Work request:
Every record that follows must be set down word for word.
─── Available data
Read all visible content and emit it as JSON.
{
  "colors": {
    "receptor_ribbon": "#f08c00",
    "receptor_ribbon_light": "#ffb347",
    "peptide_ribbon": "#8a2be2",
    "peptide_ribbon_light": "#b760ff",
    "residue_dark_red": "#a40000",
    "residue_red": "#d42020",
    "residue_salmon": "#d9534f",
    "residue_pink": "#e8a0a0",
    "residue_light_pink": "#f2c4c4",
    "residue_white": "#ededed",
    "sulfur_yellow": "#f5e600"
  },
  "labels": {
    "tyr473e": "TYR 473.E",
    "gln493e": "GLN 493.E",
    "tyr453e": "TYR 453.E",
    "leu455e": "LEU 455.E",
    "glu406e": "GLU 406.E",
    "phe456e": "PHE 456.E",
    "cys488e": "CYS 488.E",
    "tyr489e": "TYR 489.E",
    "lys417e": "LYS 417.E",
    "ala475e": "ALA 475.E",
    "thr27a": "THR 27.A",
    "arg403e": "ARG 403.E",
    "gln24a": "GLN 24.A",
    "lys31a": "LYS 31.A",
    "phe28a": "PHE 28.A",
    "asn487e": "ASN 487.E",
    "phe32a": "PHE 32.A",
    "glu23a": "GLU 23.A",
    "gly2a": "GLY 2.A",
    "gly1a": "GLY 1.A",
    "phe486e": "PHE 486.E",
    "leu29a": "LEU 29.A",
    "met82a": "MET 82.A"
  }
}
──────
Your response:
Read all visible content and emit it as JSON.
{
  "colors": {
    "receptor_ribbon": "#f08c00",
    "receptor_ribbon_light": "#ffb347",
    "peptide_ribbon": "#8a2be2",
    "peptide_ribbon_light": "#b760ff",
    "residue_dark_red": "#a40000",
    "residue_red": "#d42020",
    "residue_salmon": "#d9534f",
    "residue_pink": "#e8a0a0",
    "residue_light_pink": "#f2c4c4",
    "residue_white": "#ededed",
    "sulfur_yellow": "#f5e600"
  },
  "labels": {
    "tyr473e": "TYR 473.E",
    "gln493e": "GLN 493.E",
    "tyr453e": "TYR 453.E",
    "leu455e": "LEU 455.E",
    "glu406e": "GLU 406.E",
    "phe456e": "PHE 456.E",
    "cys488e": "CYS 488.E",
    "tyr489e": "TYR 489.E",
    "lys417e": "LYS 417.E",
    "ala475e": "ALA 475.E",
    "thr27a": "THR 27.A",
    "arg403e": "ARG 403.E",
    "gln24a": "GLN 24.A",
    "lys31a": "LYS 31.A",
    "phe28a": "PHE 28.A",
    "asn487e": "ASN 487.E",
    "phe32a": "PHE 32.A",
    "glu23a": "GLU 23.A",
    "gly2a": "GLY 2.A",
    "gly1a": "GLY 1.A",
    "phe486e": "PHE 486.E",
    "leu29a": "LEU 29.A",
    "met82a": "MET 82.A"
  }
}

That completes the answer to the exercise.